■ Input data ■

# # #

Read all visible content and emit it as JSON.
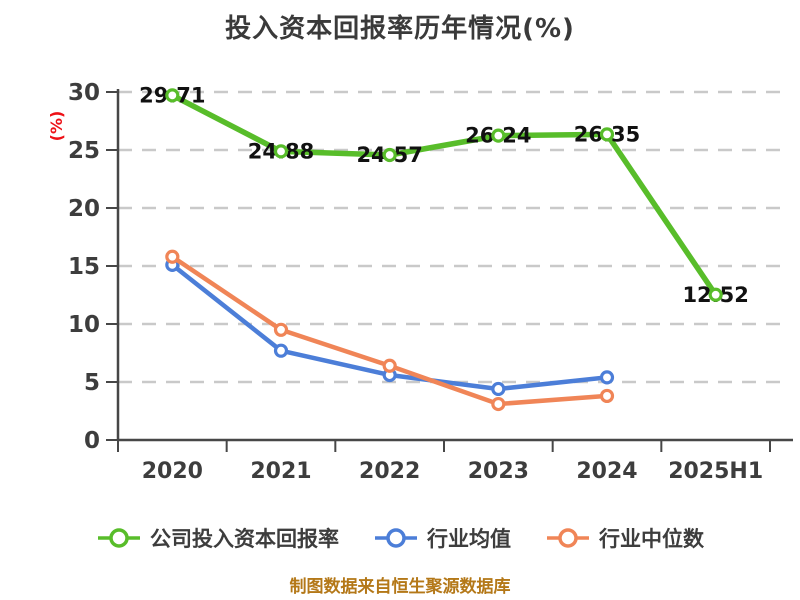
{
  "page": {
    "background": "#ffffff"
  },
  "chart_data": {
    "type": "line",
    "title": "投入资本回报率历年情况(%)",
    "ylabel": "(%)",
    "footer": "制图数据来自恒生聚源数据库",
    "categories": [
      "2020",
      "2021",
      "2022",
      "2023",
      "2024",
      "2025H1"
    ],
    "ylim": [
      0,
      30
    ],
    "yticks": [
      0,
      5,
      10,
      15,
      20,
      25,
      30
    ],
    "grid": "horizontal-dashed",
    "legend_position": "bottom",
    "series": [
      {
        "name": "公司投入资本回报率",
        "color": "#58bd2a",
        "values": [
          29.71,
          24.88,
          24.57,
          26.24,
          26.35,
          12.52
        ],
        "point_labels": true
      },
      {
        "name": "行业均值",
        "color": "#4c7ed8",
        "values": [
          15.1,
          7.7,
          5.6,
          4.4,
          5.4,
          null
        ],
        "point_labels": false
      },
      {
        "name": "行业中位数",
        "color": "#f08557",
        "values": [
          15.8,
          9.5,
          6.4,
          3.1,
          3.8,
          null
        ],
        "point_labels": false
      }
    ],
    "colors": {
      "title": "#3a3a3a",
      "axis": "#474747",
      "gridline": "#c9c9c9",
      "tick_label": "#3d3d3d",
      "data_label": "#111111",
      "ylabel": "#ee1016",
      "footer": "#b47818",
      "marker_fill": "#ffffff"
    }
  }
}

# # #

■ To do ■
Copy every line of the data exactly as written, excluding the pictures.

■ Solution for this task ■
Read all visible content and emit it as JSON.
{
  "page": {
    "background": "#ffffff"
  },
  "chart_data": {
    "type": "line",
    "title": "投入资本回报率历年情况(%)",
    "ylabel": "(%)",
    "footer": "制图数据来自恒生聚源数据库",
    "categories": [
      "2020",
      "2021",
      "2022",
      "2023",
      "2024",
      "2025H1"
    ],
    "ylim": [
      0,
      30
    ],
    "yticks": [
      0,
      5,
      10,
      15,
      20,
      25,
      30
    ],
    "grid": "horizontal-dashed",
    "legend_position": "bottom",
    "series": [
      {
        "name": "公司投入资本回报率",
        "color": "#58bd2a",
        "values": [
          29.71,
          24.88,
          24.57,
          26.24,
          26.35,
          12.52
        ],
        "point_labels": true
      },
      {
        "name": "行业均值",
        "color": "#4c7ed8",
        "values": [
          15.1,
          7.7,
          5.6,
          4.4,
          5.4,
          null
        ],
        "point_labels": false
      },
      {
        "name": "行业中位数",
        "color": "#f08557",
        "values": [
          15.8,
          9.5,
          6.4,
          3.1,
          3.8,
          null
        ],
        "point_labels": false
      }
    ],
    "colors": {
      "title": "#3a3a3a",
      "axis": "#474747",
      "gridline": "#c9c9c9",
      "tick_label": "#3d3d3d",
      "data_label": "#111111",
      "ylabel": "#ee1016",
      "footer": "#b47818",
      "marker_fill": "#ffffff"
    }
  }
}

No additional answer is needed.